§ **Data shown**:
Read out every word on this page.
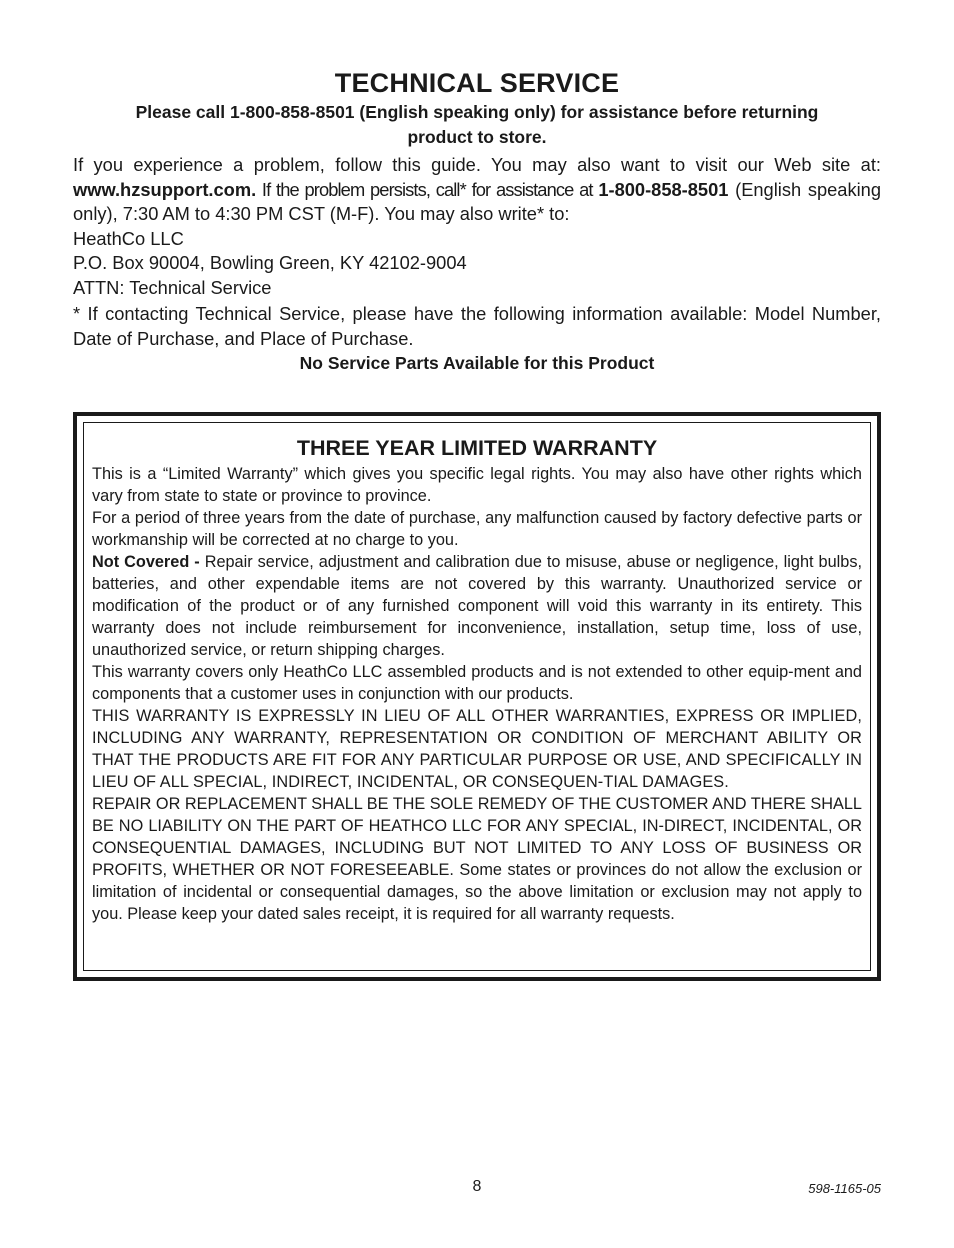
TECHNICAL SERVICE
Please call 1-800-858-8501 (English speaking only) for assistance before returning
product to store.

If you experience a problem, follow this guide. You may also want to visit our Web site at: www.hzsupport.com. If the problem persists, call* for assistance at 1-800-858-8501 (English speaking only), 7:30 AM to 4:30 PM CST (M-F). You may also write* to:

HeathCo LLC

P.O. Box 90004, Bowling Green, KY 42102-9004

ATTN: Technical Service

* If contacting Technical Service, please have the following information available: Model Number, Date of Purchase, and Place of Purchase.

No Service Parts Available for this Product

THREE YEAR LIMITED WARRANTY

This is a “Limited Warranty” which gives you specific legal rights. You may also have other rights which vary from state to state or province to province.

For a period of three years from the date of purchase, any malfunction caused by factory defective parts or workmanship will be corrected at no charge to you.

Not Covered - Repair service, adjustment and calibration due to misuse, abuse or negligence, light bulbs, batteries, and other expendable items are not covered by this warranty. Unauthorized service or modification of the product or of any furnished component will void this warranty in its entirety. This warranty does not include reimbursement for inconvenience, installation, setup time, loss of use, unauthorized service, or return shipping charges.

This warranty covers only HeathCo LLC assembled products and is not extended to other equip-ment and components that a customer uses in conjunction with our products.

THIS WARRANTY IS EXPRESSLY IN LIEU OF ALL OTHER WARRANTIES, EXPRESS OR IMPLIED, INCLUDING ANY WARRANTY, REPRESENTATION OR CONDITION OF MERCHANT ABILITY OR THAT THE PRODUCTS ARE FIT FOR ANY PARTICULAR PURPOSE OR USE, AND SPECIFICALLY IN LIEU OF ALL SPECIAL, INDIRECT, INCIDENTAL, OR CONSEQUEN-TIAL DAMAGES.

REPAIR OR REPLACEMENT SHALL BE THE SOLE REMEDY OF THE CUSTOMER AND THERE SHALL BE NO LIABILITY ON THE PART OF HEATHCO LLC FOR ANY SPECIAL, IN-DIRECT, INCIDENTAL, OR CONSEQUENTIAL DAMAGES, INCLUDING BUT NOT LIMITED TO ANY LOSS OF BUSINESS OR PROFITS, WHETHER OR NOT FORESEEABLE. Some states or provinces do not allow the exclusion or limitation of incidental or consequential damages, so the above limitation or exclusion may not apply to you. Please keep your dated sales receipt, it is required for all warranty requests.

8	598-1165-05
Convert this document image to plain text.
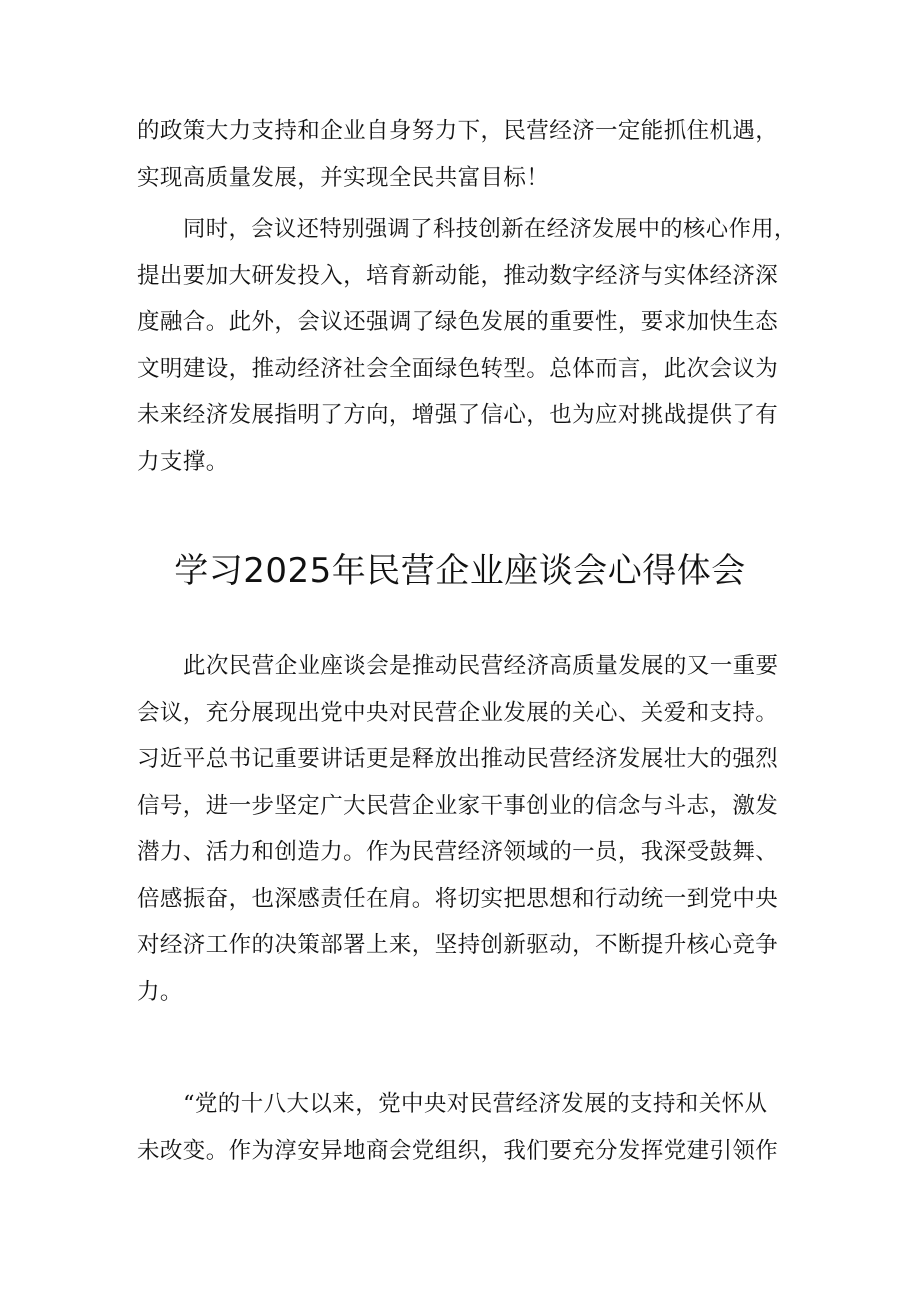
的政策大力支持和企业自身努力下，民营经济一定能抓住机遇，
实现高质量发展，并实现全民共富目标！
同时，会议还特别强调了科技创新在经济发展中的核心作用，
提出要加大研发投入，培育新动能，推动数字经济与实体经济深
度融合。此外，会议还强调了绿色发展的重要性，要求加快生态
文明建设，推动经济社会全面绿色转型。总体而言，此次会议为
未来经济发展指明了方向，增强了信心，也为应对挑战提供了有
力支撑。
学习2025年民营企业座谈会心得体会
此次民营企业座谈会是推动民营经济高质量发展的又一重要
会议，充分展现出党中央对民营企业发展的关心、关爱和支持。
习近平总书记重要讲话更是释放出推动民营经济发展壮大的强烈
信号，进一步坚定广大民营企业家干事创业的信念与斗志，激发
潜力、活力和创造力。作为民营经济领域的一员，我深受鼓舞、
倍感振奋，也深感责任在肩。将切实把思想和行动统一到党中央
对经济工作的决策部署上来，坚持创新驱动，不断提升核心竞争
力。
“党的十八大以来，党中央对民营经济发展的支持和关怀从
未改变。作为淳安异地商会党组织，我们要充分发挥党建引领作
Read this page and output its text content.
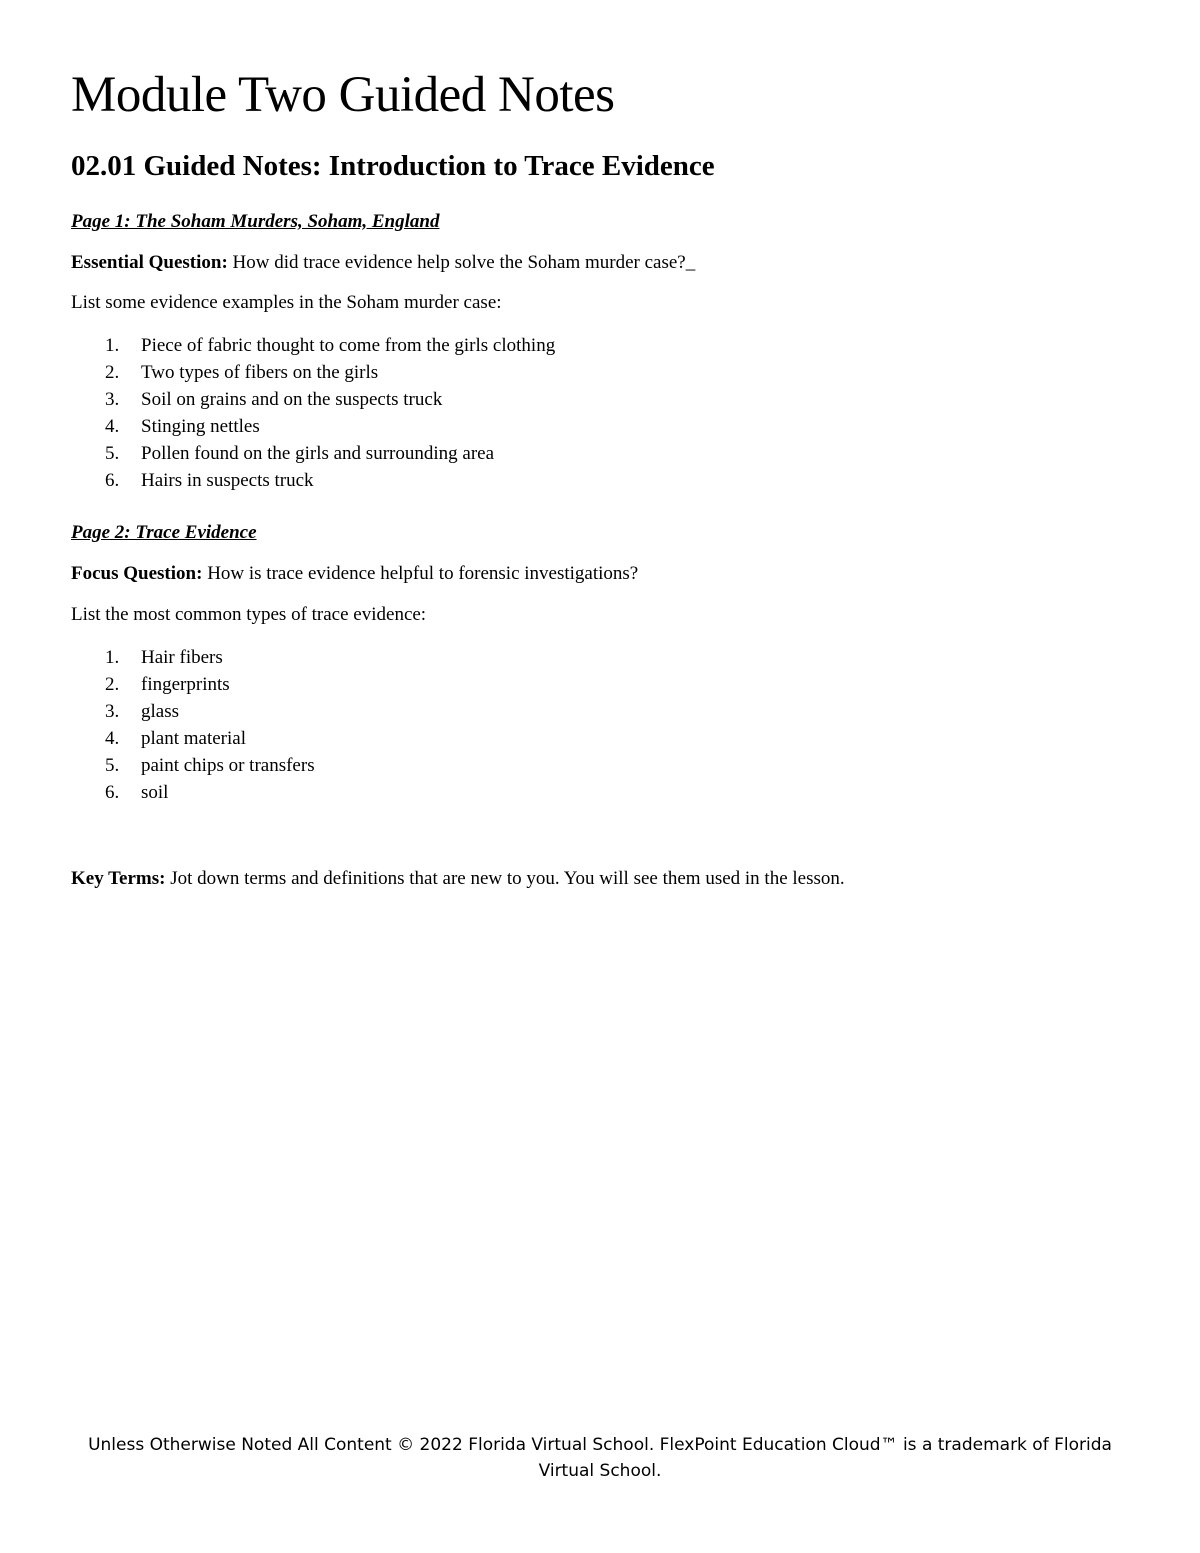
Module Two Guided Notes
02.01 Guided Notes: Introduction to Trace Evidence
Page 1: The Soham Murders, Soham, England

Essential Question: How did trace evidence help solve the Soham murder case?_

List some evidence examples in the Soham murder case:

1.	Piece of fabric thought to come from the girls clothing
2.	Two types of fibers on the girls
3.	Soil on grains and on the suspects truck
4.	Stinging nettles
5.	Pollen found on the girls and surrounding area
6.	Hairs in suspects truck
Page 2: Trace Evidence

Focus Question: How is trace evidence helpful to forensic investigations?

List the most common types of trace evidence:

1.	Hair fibers
2.	fingerprints
3.	glass
4.	plant material
5.	paint chips or transfers
6.	soil

Key Terms: Jot down terms and definitions that are new to you. You will see them used in the lesson.

Unless Otherwise Noted All Content © 2022 Florida Virtual School. FlexPoint Education Cloud™ is a trademark of Florida Virtual School.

§ **Exercise aim**: Reproduce the listing above exactly, excluding all pictures.

§ **Solution**:
Read out every word on this page.
TECHNICAL SERVICE
Please call 1-800-858-8501 (English speaking only) for assistance before returning
product to store.

If you experience a problem, follow this guide. You may also want to visit our Web site at: www.hzsupport.com. If the problem persists, call* for assistance at 1-800-858-8501 (English speaking only), 7:30 AM to 4:30 PM CST (M-F). You may also write* to:

HeathCo LLC

P.O. Box 90004, Bowling Green, KY 42102-9004

ATTN: Technical Service

* If contacting Technical Service, please have the following information available: Model Number, Date of Purchase, and Place of Purchase.

No Service Parts Available for this Product

THREE YEAR LIMITED WARRANTY

This is a “Limited Warranty” which gives you specific legal rights. You may also have other rights which vary from state to state or province to province.

For a period of three years from the date of purchase, any malfunction caused by factory defective parts or workmanship will be corrected at no charge to you.

Not Covered - Repair service, adjustment and calibration due to misuse, abuse or negligence, light bulbs, batteries, and other expendable items are not covered by this warranty. Unauthorized service or modification of the product or of any furnished component will void this warranty in its entirety. This warranty does not include reimbursement for inconvenience, installation, setup time, loss of use, unauthorized service, or return shipping charges.

This warranty covers only HeathCo LLC assembled products and is not extended to other equip-ment and components that a customer uses in conjunction with our products.

THIS WARRANTY IS EXPRESSLY IN LIEU OF ALL OTHER WARRANTIES, EXPRESS OR IMPLIED, INCLUDING ANY WARRANTY, REPRESENTATION OR CONDITION OF MERCHANT ABILITY OR THAT THE PRODUCTS ARE FIT FOR ANY PARTICULAR PURPOSE OR USE, AND SPECIFICALLY IN LIEU OF ALL SPECIAL, INDIRECT, INCIDENTAL, OR CONSEQUEN-TIAL DAMAGES.

REPAIR OR REPLACEMENT SHALL BE THE SOLE REMEDY OF THE CUSTOMER AND THERE SHALL BE NO LIABILITY ON THE PART OF HEATHCO LLC FOR ANY SPECIAL, IN-DIRECT, INCIDENTAL, OR CONSEQUENTIAL DAMAGES, INCLUDING BUT NOT LIMITED TO ANY LOSS OF BUSINESS OR PROFITS, WHETHER OR NOT FORESEEABLE. Some states or provinces do not allow the exclusion or limitation of incidental or consequential damages, so the above limitation or exclusion may not apply to you. Please keep your dated sales receipt, it is required for all warranty requests.

8	598-1165-05
Convert this document image to plain text.
的政策大力支持和企业自身努力下，民营经济一定能抓住机遇，
实现高质量发展，并实现全民共富目标！
同时，会议还特别强调了科技创新在经济发展中的核心作用，
提出要加大研发投入，培育新动能，推动数字经济与实体经济深
度融合。此外，会议还强调了绿色发展的重要性，要求加快生态
文明建设，推动经济社会全面绿色转型。总体而言，此次会议为
未来经济发展指明了方向，增强了信心，也为应对挑战提供了有
力支撑。
学习2025年民营企业座谈会心得体会
此次民营企业座谈会是推动民营经济高质量发展的又一重要
会议，充分展现出党中央对民营企业发展的关心、关爱和支持。
习近平总书记重要讲话更是释放出推动民营经济发展壮大的强烈
信号，进一步坚定广大民营企业家干事创业的信念与斗志，激发
潜力、活力和创造力。作为民营经济领域的一员，我深受鼓舞、
倍感振奋，也深感责任在肩。将切实把思想和行动统一到党中央
对经济工作的决策部署上来，坚持创新驱动，不断提升核心竞争
力。
“党的十八大以来，党中央对民营经济发展的支持和关怀从
未改变。作为淳安异地商会党组织，我们要充分发挥党建引领作
Read this page and output its text content.
Module Two Guided Notes
02.01 Guided Notes: Introduction to Trace Evidence
Page 1: The Soham Murders, Soham, England

Essential Question: How did trace evidence help solve the Soham murder case?_

List some evidence examples in the Soham murder case:

1.	Piece of fabric thought to come from the girls clothing
2.	Two types of fibers on the girls
3.	Soil on grains and on the suspects truck
4.	Stinging nettles
5.	Pollen found on the girls and surrounding area
6.	Hairs in suspects truck
Page 2: Trace Evidence

Focus Question: How is trace evidence helpful to forensic investigations?

List the most common types of trace evidence:

1.	Hair fibers
2.	fingerprints
3.	glass
4.	plant material
5.	paint chips or transfers
6.	soil

Key Terms: Jot down terms and definitions that are new to you. You will see them used in the lesson.

Unless Otherwise Noted All Content © 2022 Florida Virtual School. FlexPoint Education Cloud™ is a trademark of Florida Virtual School.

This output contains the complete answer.